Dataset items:
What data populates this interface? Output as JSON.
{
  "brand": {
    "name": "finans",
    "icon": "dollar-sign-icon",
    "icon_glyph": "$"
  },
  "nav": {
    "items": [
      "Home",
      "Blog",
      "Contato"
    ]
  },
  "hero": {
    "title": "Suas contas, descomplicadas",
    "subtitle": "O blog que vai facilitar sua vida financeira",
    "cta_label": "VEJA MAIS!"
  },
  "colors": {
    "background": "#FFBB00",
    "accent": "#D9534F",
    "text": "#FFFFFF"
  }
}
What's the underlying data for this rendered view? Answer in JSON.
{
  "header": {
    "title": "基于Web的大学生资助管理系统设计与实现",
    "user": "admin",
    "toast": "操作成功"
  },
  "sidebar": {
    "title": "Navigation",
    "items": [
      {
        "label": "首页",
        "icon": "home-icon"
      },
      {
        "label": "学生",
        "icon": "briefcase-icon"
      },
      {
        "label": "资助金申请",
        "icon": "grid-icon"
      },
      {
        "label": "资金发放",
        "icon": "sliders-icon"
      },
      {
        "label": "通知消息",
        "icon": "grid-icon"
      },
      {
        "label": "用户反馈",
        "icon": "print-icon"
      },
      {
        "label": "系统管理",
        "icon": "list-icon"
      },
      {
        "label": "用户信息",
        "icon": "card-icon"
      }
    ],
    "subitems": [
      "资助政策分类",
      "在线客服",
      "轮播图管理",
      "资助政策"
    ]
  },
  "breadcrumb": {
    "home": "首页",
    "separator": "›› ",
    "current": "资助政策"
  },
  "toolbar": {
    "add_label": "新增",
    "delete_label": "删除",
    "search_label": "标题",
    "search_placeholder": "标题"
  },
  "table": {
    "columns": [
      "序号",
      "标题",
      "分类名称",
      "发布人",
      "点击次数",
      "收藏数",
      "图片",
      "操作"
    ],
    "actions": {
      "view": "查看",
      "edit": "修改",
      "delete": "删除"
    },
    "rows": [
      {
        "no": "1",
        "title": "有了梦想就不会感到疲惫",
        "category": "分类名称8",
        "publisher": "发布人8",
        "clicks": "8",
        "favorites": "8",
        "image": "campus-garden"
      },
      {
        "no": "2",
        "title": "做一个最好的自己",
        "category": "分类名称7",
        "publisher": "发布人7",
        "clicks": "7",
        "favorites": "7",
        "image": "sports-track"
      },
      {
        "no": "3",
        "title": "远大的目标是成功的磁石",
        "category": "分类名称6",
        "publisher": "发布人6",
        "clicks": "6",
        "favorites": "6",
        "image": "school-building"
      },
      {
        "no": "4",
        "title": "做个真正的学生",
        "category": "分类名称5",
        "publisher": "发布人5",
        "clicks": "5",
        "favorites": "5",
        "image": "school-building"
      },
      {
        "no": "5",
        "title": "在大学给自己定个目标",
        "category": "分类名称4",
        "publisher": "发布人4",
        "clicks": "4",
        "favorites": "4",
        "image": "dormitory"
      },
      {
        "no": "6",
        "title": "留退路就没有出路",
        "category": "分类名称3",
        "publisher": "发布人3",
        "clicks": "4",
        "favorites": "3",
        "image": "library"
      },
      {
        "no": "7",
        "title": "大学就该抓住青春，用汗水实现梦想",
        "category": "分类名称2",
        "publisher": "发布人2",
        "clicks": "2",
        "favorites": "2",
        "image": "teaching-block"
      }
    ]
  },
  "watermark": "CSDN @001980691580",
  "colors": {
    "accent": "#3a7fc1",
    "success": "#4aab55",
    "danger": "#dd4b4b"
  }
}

• _TO DO_: Reproduce the data, keeping every line exactly the same.

• _OUTPUT BELOW_:
What data populates this interface? Output as JSON.
{
  "brand": {
    "name": "finans",
    "icon": "dollar-sign-icon",
    "icon_glyph": "$"
  },
  "nav": {
    "items": [
      "Home",
      "Blog",
      "Contato"
    ]
  },
  "hero": {
    "title": "Suas contas, descomplicadas",
    "subtitle": "O blog que vai facilitar sua vida financeira",
    "cta_label": "VEJA MAIS!"
  },
  "colors": {
    "background": "#FFBB00",
    "accent": "#D9534F",
    "text": "#FFFFFF"
  }
}
What's the underlying data for this rendered view? Answer in JSON.
{
  "header": {
    "title": "基于Web的大学生资助管理系统设计与实现",
    "user": "admin",
    "toast": "操作成功"
  },
  "sidebar": {
    "title": "Navigation",
    "items": [
      {
        "label": "首页",
        "icon": "home-icon"
      },
      {
        "label": "学生",
        "icon": "briefcase-icon"
      },
      {
        "label": "资助金申请",
        "icon": "grid-icon"
      },
      {
        "label": "资金发放",
        "icon": "sliders-icon"
      },
      {
        "label": "通知消息",
        "icon": "grid-icon"
      },
      {
        "label": "用户反馈",
        "icon": "print-icon"
      },
      {
        "label": "系统管理",
        "icon": "list-icon"
      },
      {
        "label": "用户信息",
        "icon": "card-icon"
      }
    ],
    "subitems": [
      "资助政策分类",
      "在线客服",
      "轮播图管理",
      "资助政策"
    ]
  },
  "breadcrumb": {
    "home": "首页",
    "separator": "›› ",
    "current": "资助政策"
  },
  "toolbar": {
    "add_label": "新增",
    "delete_label": "删除",
    "search_label": "标题",
    "search_placeholder": "标题"
  },
  "table": {
    "columns": [
      "序号",
      "标题",
      "分类名称",
      "发布人",
      "点击次数",
      "收藏数",
      "图片",
      "操作"
    ],
    "actions": {
      "view": "查看",
      "edit": "修改",
      "delete": "删除"
    },
    "rows": [
      {
        "no": "1",
        "title": "有了梦想就不会感到疲惫",
        "category": "分类名称8",
        "publisher": "发布人8",
        "clicks": "8",
        "favorites": "8",
        "image": "campus-garden"
      },
      {
        "no": "2",
        "title": "做一个最好的自己",
        "category": "分类名称7",
        "publisher": "发布人7",
        "clicks": "7",
        "favorites": "7",
        "image": "sports-track"
      },
      {
        "no": "3",
        "title": "远大的目标是成功的磁石",
        "category": "分类名称6",
        "publisher": "发布人6",
        "clicks": "6",
        "favorites": "6",
        "image": "school-building"
      },
      {
        "no": "4",
        "title": "做个真正的学生",
        "category": "分类名称5",
        "publisher": "发布人5",
        "clicks": "5",
        "favorites": "5",
        "image": "school-building"
      },
      {
        "no": "5",
        "title": "在大学给自己定个目标",
        "category": "分类名称4",
        "publisher": "发布人4",
        "clicks": "4",
        "favorites": "4",
        "image": "dormitory"
      },
      {
        "no": "6",
        "title": "留退路就没有出路",
        "category": "分类名称3",
        "publisher": "发布人3",
        "clicks": "4",
        "favorites": "3",
        "image": "library"
      },
      {
        "no": "7",
        "title": "大学就该抓住青春，用汗水实现梦想",
        "category": "分类名称2",
        "publisher": "发布人2",
        "clicks": "2",
        "favorites": "2",
        "image": "teaching-block"
      }
    ]
  },
  "watermark": "CSDN @001980691580",
  "colors": {
    "accent": "#3a7fc1",
    "success": "#4aab55",
    "danger": "#dd4b4b"
  }
}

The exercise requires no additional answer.